##### RECORDS SUPPLIED #####

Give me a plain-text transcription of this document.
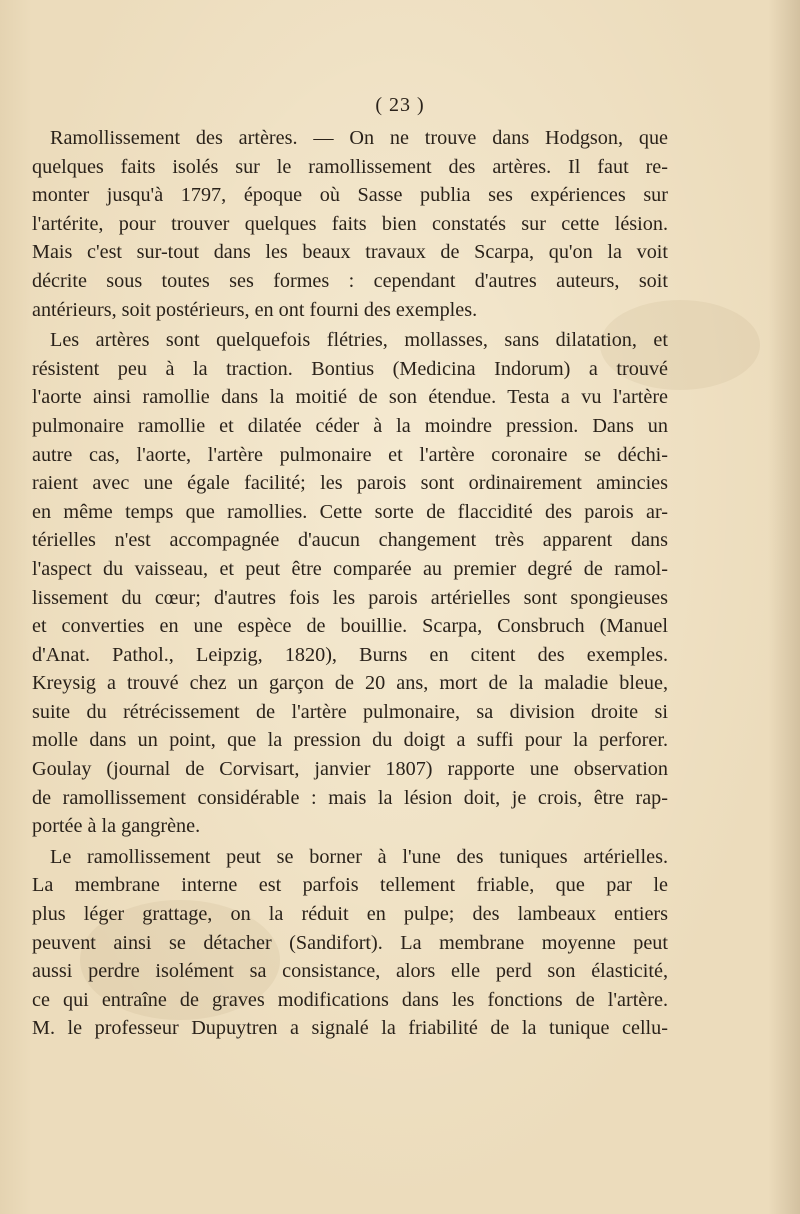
( 23 )
Ramollissement des artères. — On ne trouve dans Hodgson, que
quelques faits isolés sur le ramollissement des artères. Il faut re-
monter jusqu'à 1797, époque où Sasse publia ses expériences sur
l'artérite, pour trouver quelques faits bien constatés sur cette lésion.
Mais c'est sur-tout dans les beaux travaux de Scarpa, qu'on la voit
décrite sous toutes ses formes : cependant d'autres auteurs, soit
antérieurs, soit postérieurs, en ont fourni des exemples.
Les artères sont quelquefois flétries, mollasses, sans dilatation, et
résistent peu à la traction. Bontius (Medicina Indorum) a trouvé
l'aorte ainsi ramollie dans la moitié de son étendue. Testa a vu l'artère
pulmonaire ramollie et dilatée céder à la moindre pression. Dans un
autre cas, l'aorte, l'artère pulmonaire et l'artère coronaire se déchi-
raient avec une égale facilité; les parois sont ordinairement amincies
en même temps que ramollies. Cette sorte de flaccidité des parois ar-
térielles n'est accompagnée d'aucun changement très apparent dans
l'aspect du vaisseau, et peut être comparée au premier degré de ramol-
lissement du cœur; d'autres fois les parois artérielles sont spongieuses
et converties en une espèce de bouillie. Scarpa, Consbruch (Manuel
d'Anat. Pathol., Leipzig, 1820), Burns en citent des exemples.
Kreysig a trouvé chez un garçon de 20 ans, mort de la maladie bleue,
suite du rétrécissement de l'artère pulmonaire, sa division droite si
molle dans un point, que la pression du doigt a suffi pour la perforer.
Goulay (journal de Corvisart, janvier 1807) rapporte une observation
de ramollissement considérable : mais la lésion doit, je crois, être rap-
portée à la gangrène.
Le ramollissement peut se borner à l'une des tuniques artérielles.
La membrane interne est parfois tellement friable, que par le
plus léger grattage, on la réduit en pulpe; des lambeaux entiers
peuvent ainsi se détacher (Sandifort). La membrane moyenne peut
aussi perdre isolément sa consistance, alors elle perd son élasticité,
ce qui entraîne de graves modifications dans les fonctions de l'artère.
M. le professeur Dupuytren a signalé la friabilité de la tunique cellu-
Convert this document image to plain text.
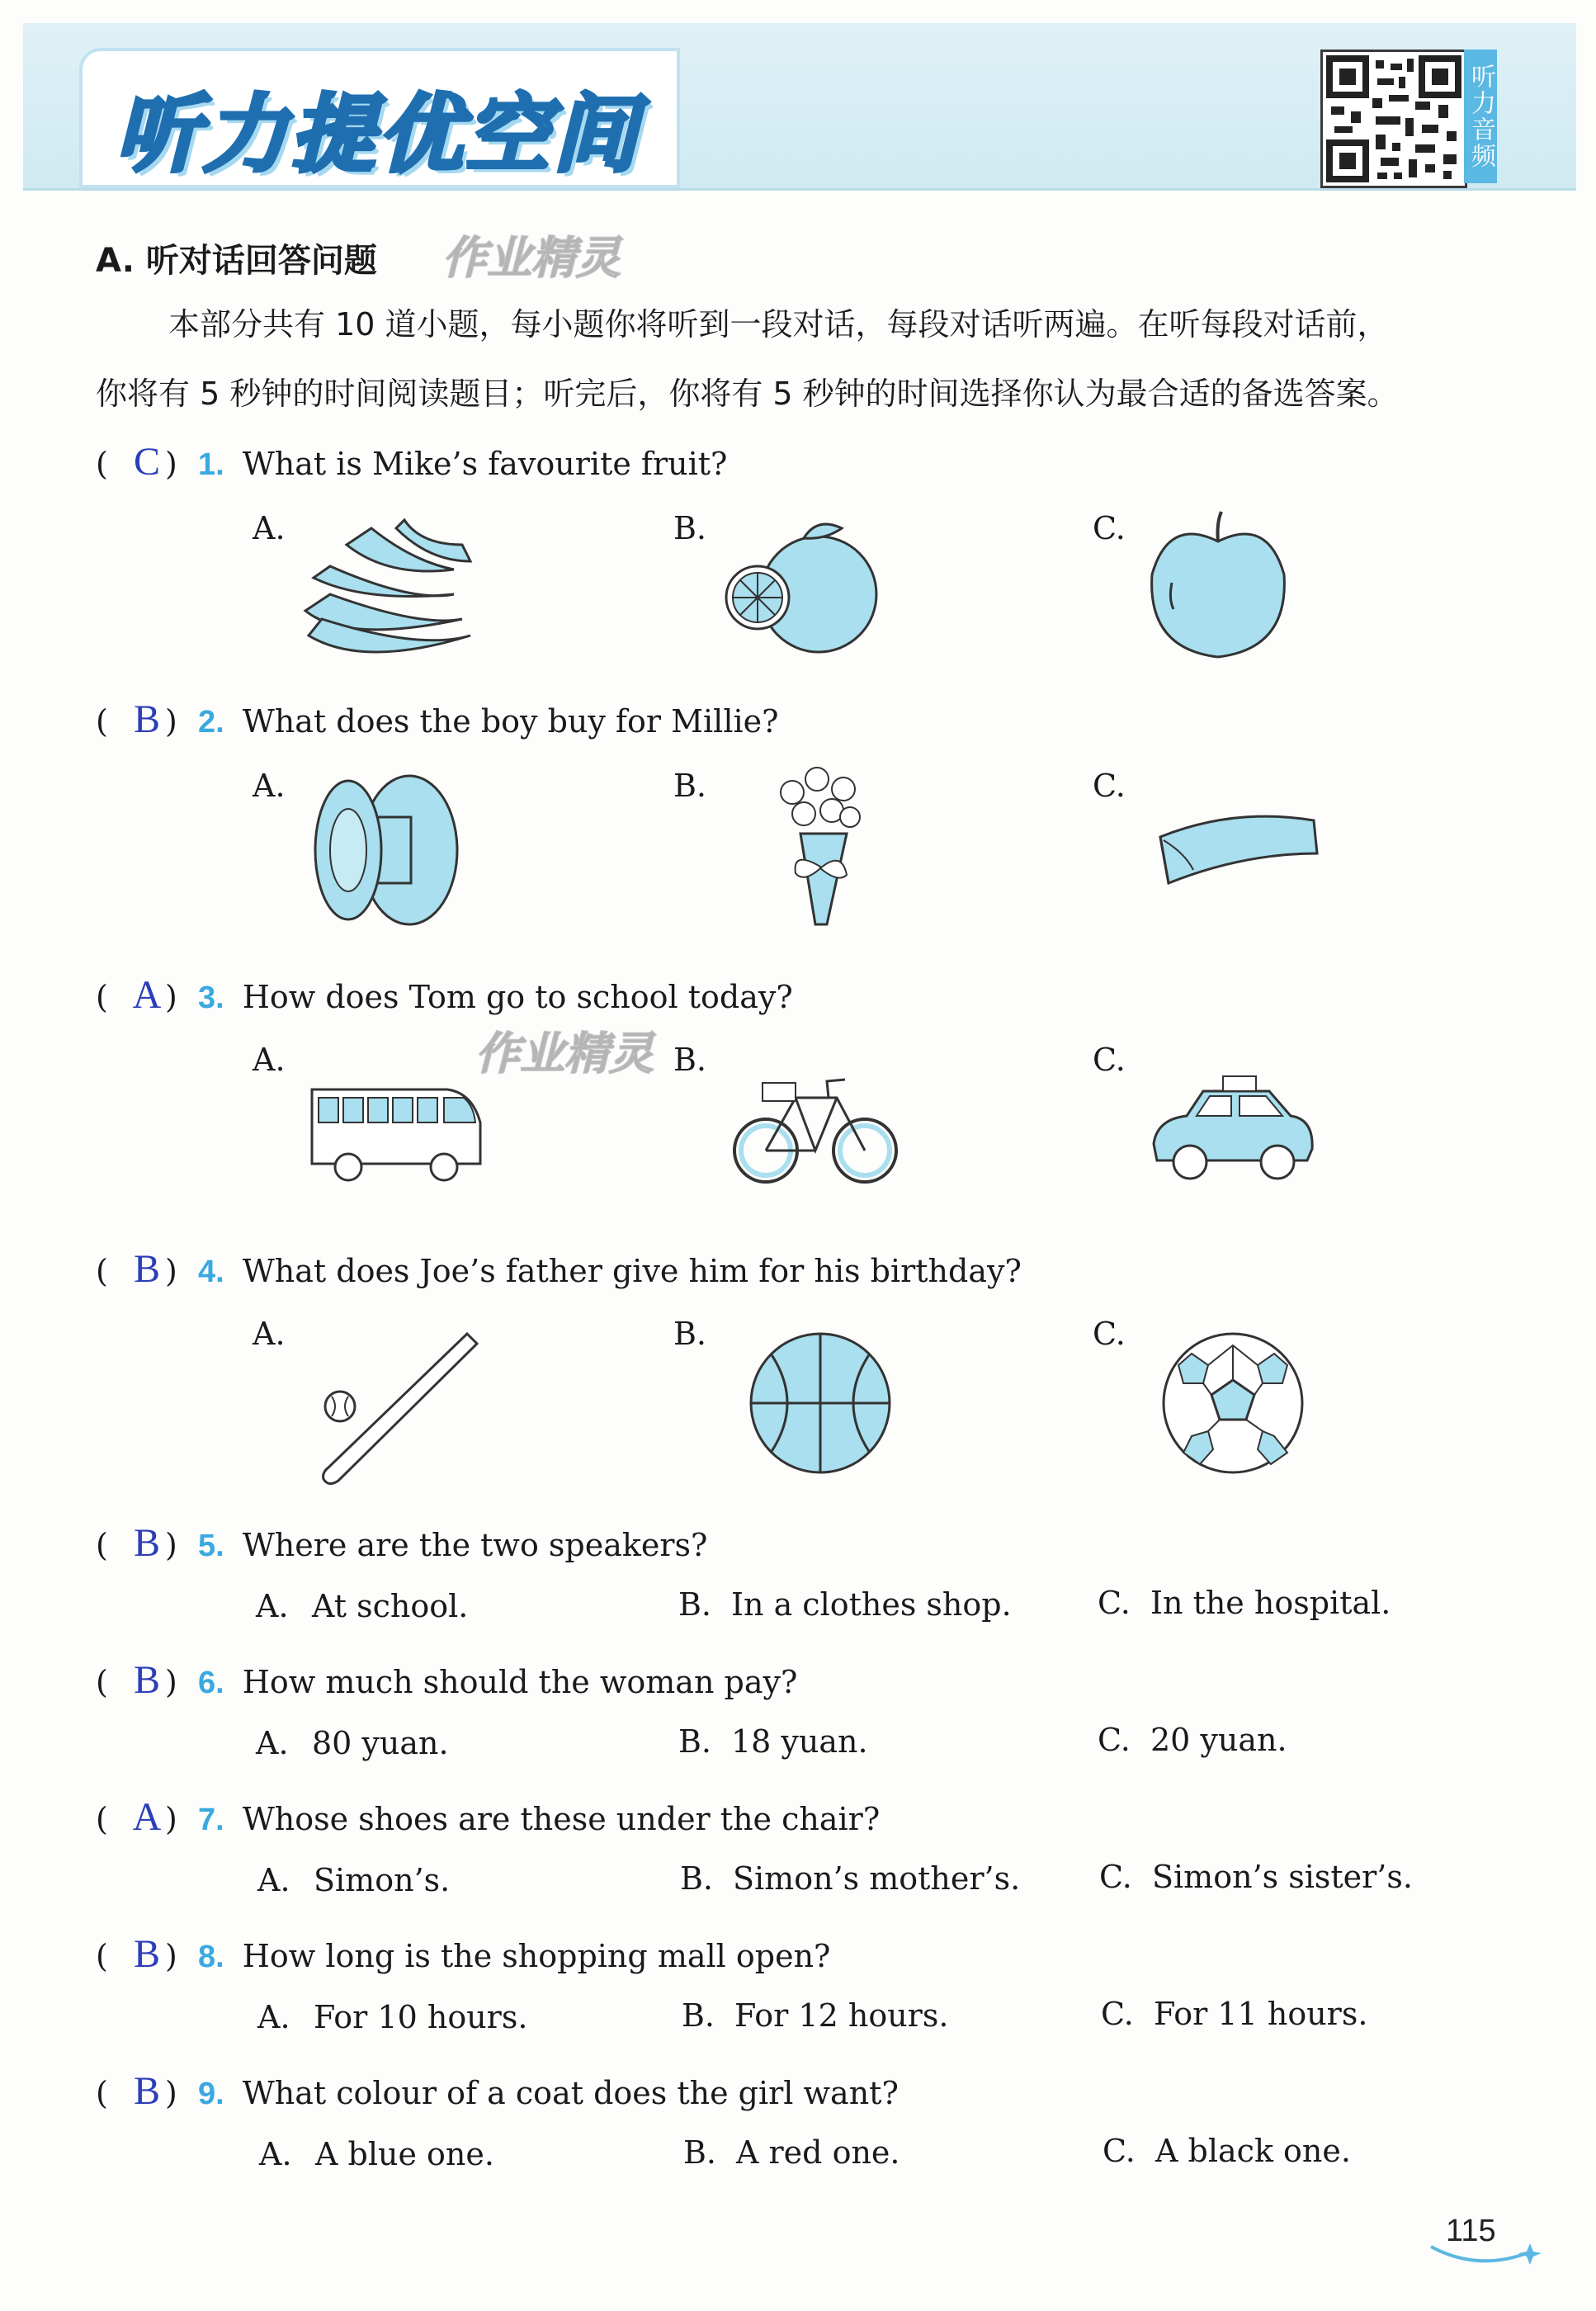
听力提优空间	听力音频
A. 听对话回答问题 作业精灵
作业精灵
本部分共有 10 道小题，每小题你将听到一段对话，每段对话听两遍。在听每段对话前，
你将有 5 秒钟的时间阅读题目；听完后，你将有 5 秒钟的时间选择你认为最合适的备选答案。
( C ) 1. What is Mike’s favourite fruit?
A.	B.	C.
( B ) 2. What does the boy buy for Millie?
A.	B.	C.
( A ) 3. How does Tom go to school today?
A.	B.	C.
( B ) 4. What does Joe’s father give him for his birthday?
A.	B.	C.
( B ) 5. Where are the two speakers?
A. At school.	B. In a clothes shop.	C. In the hospital.
( B ) 6. How much should the woman pay?
A. 80 yuan.	B. 18 yuan.	C. 20 yuan.
( A ) 7. Whose shoes are these under the chair?
A. Simon’s.	B. Simon’s mother’s.	C. Simon’s sister’s.
( B ) 8. How long is the shopping mall open?
A. For 10 hours.	B. For 12 hours.	C. For 11 hours.
( B ) 9. What colour of a coat does the girl want?
A. A blue one.	B. A red one.	C. A black one.
115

#####

# TASK BRIEF:
From the data above, show each line that contains "pulmonaire".

# SOLUTION TO THIS TASK:
pulmonaire ramollie et dilatée céder à la moindre pression. Dans un
autre cas, l'aorte, l'artère pulmonaire et l'artère coronaire se déchi-
suite du rétrécissement de l'artère pulmonaire, sa division droite si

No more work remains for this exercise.